Can We Please Stop Pretending that Fannie and Freddie Weren’t Part of the Problem?

The Securities and Exchange Commission has charged the CEOs of Fannie Mae and Freddie Mac with civil fraud. Oh my, what will their defenders say now?

There’s been an effort among liberals to deny that Fannie Mae and Freddie Mac had anything to do with the mortgage crisis. I find this effort hard to understand except as a desperate effort to deny that a government-sponsored enterprise with a good social purpose could actually do wrong. So Krugman, for example, or the folks at Rortybomb. That these enterprises effectively created the secondary-mortgage market and that Fannie began the mortgage-backed security business in the 1980s, without which the crisis could not have occurred, weren’t relevant. And great effort went into denying that Fannie and Freddie held enough high-risk mortgages to have played a role in the crisis, despite the fact that in 2006 Fannie and Freddie bought 15% of all loans originating with less than a 5% down payment, and in 2007 bought 23% of such loans (see here). Is it conceivable that if two wholly private mortgage firms held almost a quarter of such loans when the market collapsed that they wouldn’t be the target of liberals’ condemnation?

But now we find, assuming the SEC’s claims are accurate, that Fannie and Freddie not only owned large amounts of bad debt, but that they were lying about it. Reportedly, Fannie’s 2007 report claimed $4.8 billion in subprime loans (0.2% of its total loans), while it actually had $43 billion in subprimes, 11% of its total debt ownership. Freddie reported $2-$6 billion in subprime mortgages in 2006 while actually carrying about $140 billion, and by 2008 over $240 billion. If these were private firms, how vocal would the liberal condemnation (rightly) be?

This is not an argument that the government is solely responsible for the mortgage crisis. As I’ve written elsewhere, I think a disparate set of government policies interacted in unexpected ways to inadvertently create a situation that stimulated the housing bubble, so it bears underlying responsibility. But private actors in the secondary mortgage market were foolishly buying mortgage-backed securities that were deeply opaque, whose real value and risk was not just unknown, but unknowable. So “the market,” or more specifically, private actors, don’t get off the hook here.

▸ Objective 1
Update the Fannie and Freddie post from the words "Can We Please" through "defenders say now?", replacing "civil fraud" with "securities fraud".
▸ Objective 2
In the Fannie and Freddie post, please state what share of all loans originating with less than a 5% down payment Fannie and Freddie bought in 2007.

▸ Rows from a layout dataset
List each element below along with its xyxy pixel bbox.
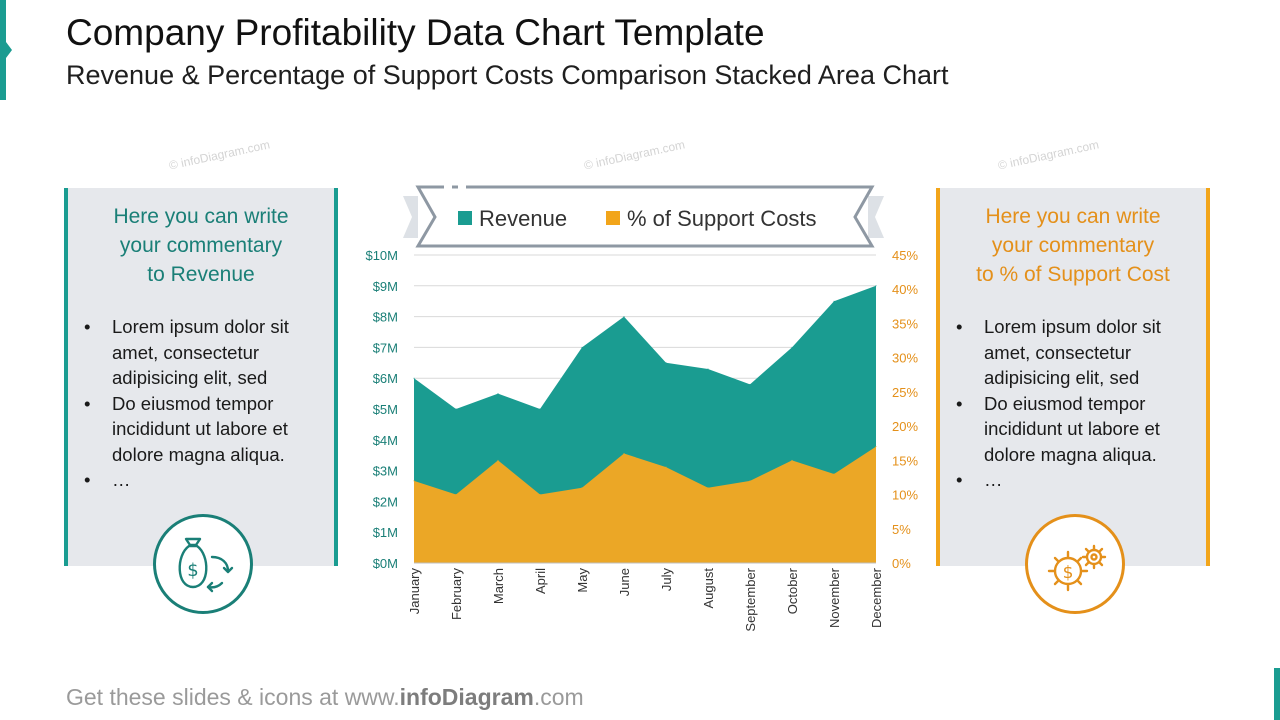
revenue-point	[791, 346, 793, 348]
y-left-tick-label: $4M	[373, 433, 398, 448]
x-tick-label: October	[785, 567, 800, 614]
footer-prefix: Get these slides & icons at www.	[66, 684, 400, 710]
page-title: Company Profitability Data Chart Templat…	[66, 12, 765, 53]
y-right-tick-label: 10%	[892, 488, 918, 503]
y-left-tick-label: $0M	[373, 556, 398, 571]
support-costs-point	[749, 480, 751, 482]
chart-axes: $0M $1M $2M $3M $4M $5M $6M $7M $8M $9M $10M 0% 5% 10…	[365, 248, 918, 632]
support-cost-commentary-list: Lorem ipsum dolor sit amet, consectetur …	[954, 314, 1196, 493]
revenue-commentary-panel: Here you can write your commentary to Re…	[64, 188, 338, 566]
page-subtitle: Revenue & Percentage of Support Costs Co…	[66, 60, 949, 90]
list-item: Do eiusmod tempor incididunt ut labore e…	[82, 391, 324, 468]
revenue-point	[875, 285, 877, 287]
y-right-tick-label: 35%	[892, 316, 918, 331]
x-tick-label: June	[617, 568, 632, 596]
y-right-tick-label: 45%	[892, 248, 918, 263]
revenue-point	[497, 393, 499, 395]
x-tick-label: January	[407, 568, 422, 615]
support-costs-point	[581, 487, 583, 489]
revenue-point	[539, 408, 541, 410]
x-tick-label: May	[575, 568, 590, 593]
x-tick-label: September	[743, 567, 758, 631]
footer-brand: infoDiagram	[399, 684, 534, 710]
revenue-point	[833, 300, 835, 302]
support-costs-point	[413, 480, 415, 482]
legend-label-support-costs: % of Support Costs	[627, 206, 817, 231]
list-item: …	[954, 467, 1196, 493]
y-right-tick-label: 40%	[892, 282, 918, 297]
svg-text:$: $	[1063, 563, 1074, 583]
x-tick-label: March	[491, 568, 506, 604]
list-item: Do eiusmod tempor incididunt ut labore e…	[954, 391, 1196, 468]
x-tick-label: December	[869, 567, 884, 628]
y-left-tick-label: $2M	[373, 494, 398, 509]
support-costs-point	[623, 452, 625, 454]
revenue-commentary-heading: Here you can write your commentary to Re…	[113, 205, 289, 286]
y-right-tick-label: 25%	[892, 385, 918, 400]
chart-areas	[413, 285, 877, 563]
support-costs-point	[833, 473, 835, 475]
right-accent-bar	[1274, 668, 1280, 720]
revenue-point	[707, 368, 709, 370]
support-costs-point	[497, 459, 499, 461]
x-tick-label: April	[533, 568, 548, 594]
y-left-tick-label: $7M	[373, 340, 398, 355]
y-right-tick-label: 5%	[892, 522, 911, 537]
svg-text:$: $	[187, 560, 198, 581]
support-costs-area	[414, 446, 876, 563]
support-costs-point	[665, 466, 667, 468]
y-left-tick-label: $5M	[373, 402, 398, 417]
legend-frame-gap	[458, 184, 466, 191]
list-item: Lorem ipsum dolor sit amet, consectetur …	[954, 314, 1196, 391]
y-left-tick-label: $3M	[373, 464, 398, 479]
y-right-tick-label: 0%	[892, 556, 911, 571]
revenue-point	[623, 316, 625, 318]
x-tick-label: July	[659, 568, 674, 592]
revenue-point	[413, 377, 415, 379]
y-right-tick-label: 30%	[892, 351, 918, 366]
support-cost-commentary-heading: Here you can write your commentary to % …	[976, 205, 1170, 286]
y-left-tick-label: $1M	[373, 525, 398, 540]
legend-swatch-revenue	[458, 211, 472, 225]
support-costs-point	[707, 487, 709, 489]
list-item: Lorem ipsum dolor sit amet, consectetur …	[82, 314, 324, 391]
revenue-point	[749, 383, 751, 385]
revenue-commentary-list: Lorem ipsum dolor sit amet, consectetur …	[82, 314, 324, 493]
support-costs-point	[875, 446, 877, 448]
y-left-tick-label: $8M	[373, 310, 398, 325]
y-right-tick-label: 20%	[892, 419, 918, 434]
support-costs-point	[455, 494, 457, 496]
revenue-point	[455, 408, 457, 410]
support-costs-point	[791, 459, 793, 461]
dollar-gears-icon: $	[1025, 514, 1125, 614]
x-tick-label: November	[827, 567, 842, 628]
revenue-point	[581, 346, 583, 348]
footer-credit: Get these slides & icons at www.infoDiag…	[66, 684, 584, 711]
legend-swatch-support-costs	[606, 211, 620, 225]
list-item: …	[82, 467, 324, 493]
legend-ribbon-frame	[415, 185, 875, 248]
left-accent-bar	[0, 0, 6, 100]
support-cost-commentary-panel: Here you can write your commentary to % …	[936, 188, 1210, 566]
footer-suffix: .com	[533, 684, 584, 710]
legend-frame-gap	[444, 184, 452, 191]
x-tick-label: August	[701, 568, 716, 609]
left-accent-notch	[6, 42, 12, 58]
support-costs-point	[539, 494, 541, 496]
y-left-tick-label: $10M	[365, 248, 398, 263]
legend-ribbon-right-tail	[868, 196, 884, 238]
legend-ribbon-left-tail	[403, 196, 418, 238]
y-left-tick-label: $9M	[373, 279, 398, 294]
legend-label-revenue: Revenue	[479, 206, 567, 231]
y-left-tick-label: $6M	[373, 371, 398, 386]
y-right-tick-label: 15%	[892, 453, 918, 468]
x-tick-label: February	[449, 568, 464, 621]
money-bag-exchange-icon: $	[153, 514, 253, 614]
chart-legend: Revenue % of Support Costs	[403, 184, 884, 248]
revenue-point	[665, 362, 667, 364]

▸ Problem solution 1
Can We Please Stop Pretending that Fannie and Freddie Weren’t Part of the Problem?

The Securities and Exchange Commission has charged the CEOs of Fannie Mae and Freddie Mac with securities fraud. Oh my, what will their defenders say now?

▸ Problem solution 2
23%